Extracted records
'''
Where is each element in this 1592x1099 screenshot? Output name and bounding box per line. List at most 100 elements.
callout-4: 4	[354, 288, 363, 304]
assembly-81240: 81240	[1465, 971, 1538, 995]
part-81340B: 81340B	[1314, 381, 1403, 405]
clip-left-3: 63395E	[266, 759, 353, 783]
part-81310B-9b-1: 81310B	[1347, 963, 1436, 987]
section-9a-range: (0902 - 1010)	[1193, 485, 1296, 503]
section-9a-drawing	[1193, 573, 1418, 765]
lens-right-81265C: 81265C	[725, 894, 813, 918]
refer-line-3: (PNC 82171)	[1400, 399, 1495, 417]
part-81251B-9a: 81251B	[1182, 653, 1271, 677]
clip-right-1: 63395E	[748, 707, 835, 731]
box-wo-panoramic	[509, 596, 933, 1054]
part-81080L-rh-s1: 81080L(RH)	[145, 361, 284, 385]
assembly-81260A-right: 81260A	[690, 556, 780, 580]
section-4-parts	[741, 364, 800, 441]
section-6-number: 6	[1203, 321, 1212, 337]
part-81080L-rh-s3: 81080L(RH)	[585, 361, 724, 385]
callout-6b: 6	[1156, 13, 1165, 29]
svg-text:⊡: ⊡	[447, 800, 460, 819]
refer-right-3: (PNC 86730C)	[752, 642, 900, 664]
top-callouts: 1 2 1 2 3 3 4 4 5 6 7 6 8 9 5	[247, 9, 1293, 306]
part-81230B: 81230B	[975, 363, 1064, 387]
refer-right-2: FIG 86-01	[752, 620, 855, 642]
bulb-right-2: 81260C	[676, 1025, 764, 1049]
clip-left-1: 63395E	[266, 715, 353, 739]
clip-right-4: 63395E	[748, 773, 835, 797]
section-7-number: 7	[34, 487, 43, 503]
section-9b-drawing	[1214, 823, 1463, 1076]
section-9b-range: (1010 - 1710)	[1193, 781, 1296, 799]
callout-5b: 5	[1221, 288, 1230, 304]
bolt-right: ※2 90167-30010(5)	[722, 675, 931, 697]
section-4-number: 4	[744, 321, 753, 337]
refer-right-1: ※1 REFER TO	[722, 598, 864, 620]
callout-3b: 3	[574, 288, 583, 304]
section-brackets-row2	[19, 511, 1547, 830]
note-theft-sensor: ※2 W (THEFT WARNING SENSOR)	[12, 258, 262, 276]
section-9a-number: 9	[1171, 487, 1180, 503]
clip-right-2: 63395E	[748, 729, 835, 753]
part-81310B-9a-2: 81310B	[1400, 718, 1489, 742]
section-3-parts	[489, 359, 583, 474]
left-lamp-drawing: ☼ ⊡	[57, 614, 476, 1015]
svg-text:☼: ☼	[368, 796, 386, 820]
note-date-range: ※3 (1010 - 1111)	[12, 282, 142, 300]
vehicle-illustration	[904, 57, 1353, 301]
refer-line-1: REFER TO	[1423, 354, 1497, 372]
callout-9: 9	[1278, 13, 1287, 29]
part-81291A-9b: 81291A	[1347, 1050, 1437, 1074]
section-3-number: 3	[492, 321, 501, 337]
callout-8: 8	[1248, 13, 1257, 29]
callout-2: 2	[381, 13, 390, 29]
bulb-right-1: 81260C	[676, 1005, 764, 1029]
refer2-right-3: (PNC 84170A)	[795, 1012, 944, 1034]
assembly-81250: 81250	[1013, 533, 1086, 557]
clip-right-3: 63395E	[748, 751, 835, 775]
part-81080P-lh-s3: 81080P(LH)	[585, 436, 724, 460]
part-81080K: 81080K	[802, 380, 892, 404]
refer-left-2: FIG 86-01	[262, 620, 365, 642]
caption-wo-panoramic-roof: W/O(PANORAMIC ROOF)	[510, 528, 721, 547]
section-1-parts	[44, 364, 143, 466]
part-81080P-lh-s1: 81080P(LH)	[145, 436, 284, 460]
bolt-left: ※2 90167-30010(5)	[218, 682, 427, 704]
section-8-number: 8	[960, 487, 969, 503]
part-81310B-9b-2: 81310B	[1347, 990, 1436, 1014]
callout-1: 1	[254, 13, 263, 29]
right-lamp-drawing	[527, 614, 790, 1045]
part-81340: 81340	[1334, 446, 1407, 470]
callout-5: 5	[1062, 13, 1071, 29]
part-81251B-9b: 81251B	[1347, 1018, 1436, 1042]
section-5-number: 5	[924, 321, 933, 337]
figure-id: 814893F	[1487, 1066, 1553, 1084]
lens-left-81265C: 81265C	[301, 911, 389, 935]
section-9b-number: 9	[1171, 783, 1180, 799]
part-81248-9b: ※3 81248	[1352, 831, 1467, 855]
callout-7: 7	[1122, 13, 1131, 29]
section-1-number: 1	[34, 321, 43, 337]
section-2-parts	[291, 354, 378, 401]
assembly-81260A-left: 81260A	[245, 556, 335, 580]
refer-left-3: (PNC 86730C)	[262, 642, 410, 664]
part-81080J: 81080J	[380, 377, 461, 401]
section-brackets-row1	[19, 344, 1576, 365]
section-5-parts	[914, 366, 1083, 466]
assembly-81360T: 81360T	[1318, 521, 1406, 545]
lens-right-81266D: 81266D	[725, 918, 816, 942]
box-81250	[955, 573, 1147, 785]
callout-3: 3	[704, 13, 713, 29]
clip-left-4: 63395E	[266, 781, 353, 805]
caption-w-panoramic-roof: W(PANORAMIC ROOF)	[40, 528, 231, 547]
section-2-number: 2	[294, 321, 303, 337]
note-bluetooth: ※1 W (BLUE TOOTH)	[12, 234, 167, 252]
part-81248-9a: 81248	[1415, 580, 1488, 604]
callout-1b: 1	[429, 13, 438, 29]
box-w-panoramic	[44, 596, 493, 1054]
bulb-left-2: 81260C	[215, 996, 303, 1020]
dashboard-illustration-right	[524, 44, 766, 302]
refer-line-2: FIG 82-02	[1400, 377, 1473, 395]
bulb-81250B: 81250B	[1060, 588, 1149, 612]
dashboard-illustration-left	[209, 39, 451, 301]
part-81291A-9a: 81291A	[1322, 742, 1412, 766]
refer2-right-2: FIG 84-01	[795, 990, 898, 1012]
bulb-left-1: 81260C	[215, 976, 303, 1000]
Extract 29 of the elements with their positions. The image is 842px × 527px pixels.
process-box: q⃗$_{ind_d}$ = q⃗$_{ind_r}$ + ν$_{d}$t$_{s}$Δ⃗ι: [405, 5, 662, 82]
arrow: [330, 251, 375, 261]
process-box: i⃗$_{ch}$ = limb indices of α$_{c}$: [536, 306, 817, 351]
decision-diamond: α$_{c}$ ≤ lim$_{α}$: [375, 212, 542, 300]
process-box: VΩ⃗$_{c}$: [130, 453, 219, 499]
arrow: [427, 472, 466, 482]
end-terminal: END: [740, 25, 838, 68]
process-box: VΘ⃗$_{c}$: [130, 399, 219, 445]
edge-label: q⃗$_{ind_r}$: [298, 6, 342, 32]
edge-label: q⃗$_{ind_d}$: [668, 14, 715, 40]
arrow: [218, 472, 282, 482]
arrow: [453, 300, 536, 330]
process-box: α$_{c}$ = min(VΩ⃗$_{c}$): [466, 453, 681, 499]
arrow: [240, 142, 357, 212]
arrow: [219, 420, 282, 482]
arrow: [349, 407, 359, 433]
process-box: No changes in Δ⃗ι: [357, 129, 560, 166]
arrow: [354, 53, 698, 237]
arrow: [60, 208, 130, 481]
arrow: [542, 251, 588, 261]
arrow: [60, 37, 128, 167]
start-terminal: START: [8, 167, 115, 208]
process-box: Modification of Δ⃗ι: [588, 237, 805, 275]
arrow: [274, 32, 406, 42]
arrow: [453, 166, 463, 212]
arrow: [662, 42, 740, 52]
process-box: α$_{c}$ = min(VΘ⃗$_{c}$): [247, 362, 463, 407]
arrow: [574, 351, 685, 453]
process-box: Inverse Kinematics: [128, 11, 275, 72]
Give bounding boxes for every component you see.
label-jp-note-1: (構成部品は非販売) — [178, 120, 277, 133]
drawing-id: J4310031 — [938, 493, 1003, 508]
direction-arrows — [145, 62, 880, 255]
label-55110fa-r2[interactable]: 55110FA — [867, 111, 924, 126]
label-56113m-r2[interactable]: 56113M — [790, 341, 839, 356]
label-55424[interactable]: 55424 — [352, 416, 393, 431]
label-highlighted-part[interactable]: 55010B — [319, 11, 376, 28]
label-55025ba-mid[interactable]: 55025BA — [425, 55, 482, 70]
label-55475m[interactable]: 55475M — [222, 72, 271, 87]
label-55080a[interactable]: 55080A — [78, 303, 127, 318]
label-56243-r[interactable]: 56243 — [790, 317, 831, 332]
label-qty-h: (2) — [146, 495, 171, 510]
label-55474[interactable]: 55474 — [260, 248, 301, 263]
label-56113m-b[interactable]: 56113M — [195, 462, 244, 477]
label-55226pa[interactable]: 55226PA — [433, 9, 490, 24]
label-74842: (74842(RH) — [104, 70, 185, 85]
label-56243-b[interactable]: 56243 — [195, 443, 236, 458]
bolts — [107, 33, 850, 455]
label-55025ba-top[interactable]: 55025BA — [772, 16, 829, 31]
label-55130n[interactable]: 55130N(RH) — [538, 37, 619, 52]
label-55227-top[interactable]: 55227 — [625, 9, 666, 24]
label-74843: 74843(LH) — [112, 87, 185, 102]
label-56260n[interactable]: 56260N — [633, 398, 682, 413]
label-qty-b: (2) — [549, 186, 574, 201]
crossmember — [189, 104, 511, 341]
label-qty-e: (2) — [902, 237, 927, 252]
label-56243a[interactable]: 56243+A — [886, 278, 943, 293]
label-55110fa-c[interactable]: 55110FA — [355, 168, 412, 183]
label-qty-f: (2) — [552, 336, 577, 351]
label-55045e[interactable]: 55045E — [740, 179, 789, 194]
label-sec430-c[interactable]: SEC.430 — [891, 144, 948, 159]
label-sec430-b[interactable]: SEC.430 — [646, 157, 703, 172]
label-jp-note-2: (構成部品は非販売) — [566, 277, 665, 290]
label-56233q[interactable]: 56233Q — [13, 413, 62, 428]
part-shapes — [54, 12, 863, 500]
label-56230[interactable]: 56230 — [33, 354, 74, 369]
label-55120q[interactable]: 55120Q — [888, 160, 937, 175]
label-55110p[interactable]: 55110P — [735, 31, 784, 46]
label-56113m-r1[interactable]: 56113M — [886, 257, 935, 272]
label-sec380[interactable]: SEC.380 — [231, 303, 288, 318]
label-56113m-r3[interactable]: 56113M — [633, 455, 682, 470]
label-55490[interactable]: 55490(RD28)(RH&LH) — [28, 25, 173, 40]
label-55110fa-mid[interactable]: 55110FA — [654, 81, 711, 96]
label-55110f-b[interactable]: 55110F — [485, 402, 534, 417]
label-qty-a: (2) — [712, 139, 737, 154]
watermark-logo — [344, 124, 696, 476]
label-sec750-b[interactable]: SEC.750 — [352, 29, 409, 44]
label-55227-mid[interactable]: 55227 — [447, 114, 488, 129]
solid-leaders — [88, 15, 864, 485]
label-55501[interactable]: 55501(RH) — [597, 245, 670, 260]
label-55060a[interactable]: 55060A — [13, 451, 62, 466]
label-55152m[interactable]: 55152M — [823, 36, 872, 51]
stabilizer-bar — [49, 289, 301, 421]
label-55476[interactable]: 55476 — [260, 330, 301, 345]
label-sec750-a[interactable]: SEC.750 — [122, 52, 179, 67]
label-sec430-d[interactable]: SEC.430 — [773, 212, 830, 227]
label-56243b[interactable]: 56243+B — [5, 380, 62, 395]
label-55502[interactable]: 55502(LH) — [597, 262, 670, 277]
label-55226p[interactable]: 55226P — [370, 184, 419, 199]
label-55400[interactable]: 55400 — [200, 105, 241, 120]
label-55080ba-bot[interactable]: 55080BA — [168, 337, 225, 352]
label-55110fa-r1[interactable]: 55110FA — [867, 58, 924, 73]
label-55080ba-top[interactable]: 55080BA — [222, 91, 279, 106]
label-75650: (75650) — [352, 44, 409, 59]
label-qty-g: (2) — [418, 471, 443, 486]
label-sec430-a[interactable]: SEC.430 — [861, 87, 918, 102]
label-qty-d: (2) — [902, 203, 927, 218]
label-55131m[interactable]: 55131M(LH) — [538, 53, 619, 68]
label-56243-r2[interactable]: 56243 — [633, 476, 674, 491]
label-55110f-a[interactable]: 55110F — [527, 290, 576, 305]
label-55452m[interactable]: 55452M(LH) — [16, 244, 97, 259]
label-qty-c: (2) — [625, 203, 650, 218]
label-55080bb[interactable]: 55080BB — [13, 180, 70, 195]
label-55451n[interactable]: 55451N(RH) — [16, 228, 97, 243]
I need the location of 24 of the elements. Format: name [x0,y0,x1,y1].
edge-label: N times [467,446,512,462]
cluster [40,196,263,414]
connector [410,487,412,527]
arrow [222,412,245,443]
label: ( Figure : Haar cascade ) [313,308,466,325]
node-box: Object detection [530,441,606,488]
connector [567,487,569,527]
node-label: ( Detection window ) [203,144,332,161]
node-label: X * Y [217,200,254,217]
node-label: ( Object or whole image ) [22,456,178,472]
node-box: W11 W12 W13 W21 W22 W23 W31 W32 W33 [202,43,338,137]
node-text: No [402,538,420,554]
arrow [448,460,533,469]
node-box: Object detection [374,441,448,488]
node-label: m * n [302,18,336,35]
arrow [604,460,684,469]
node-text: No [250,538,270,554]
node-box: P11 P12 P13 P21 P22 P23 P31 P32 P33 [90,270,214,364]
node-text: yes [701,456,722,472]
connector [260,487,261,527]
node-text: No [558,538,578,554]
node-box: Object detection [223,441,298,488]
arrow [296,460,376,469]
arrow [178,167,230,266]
'''
- _What you should do_
Which lines in the items above contain the string "edge", with case counting? Gather every one of them.

- _Expected answer_
edge-label: q⃗$_{ind_r}$: [298, 6, 342, 32]
edge-label: q⃗$_{ind_d}$: [668, 14, 715, 40]
edge-label: N times [467,446,512,462]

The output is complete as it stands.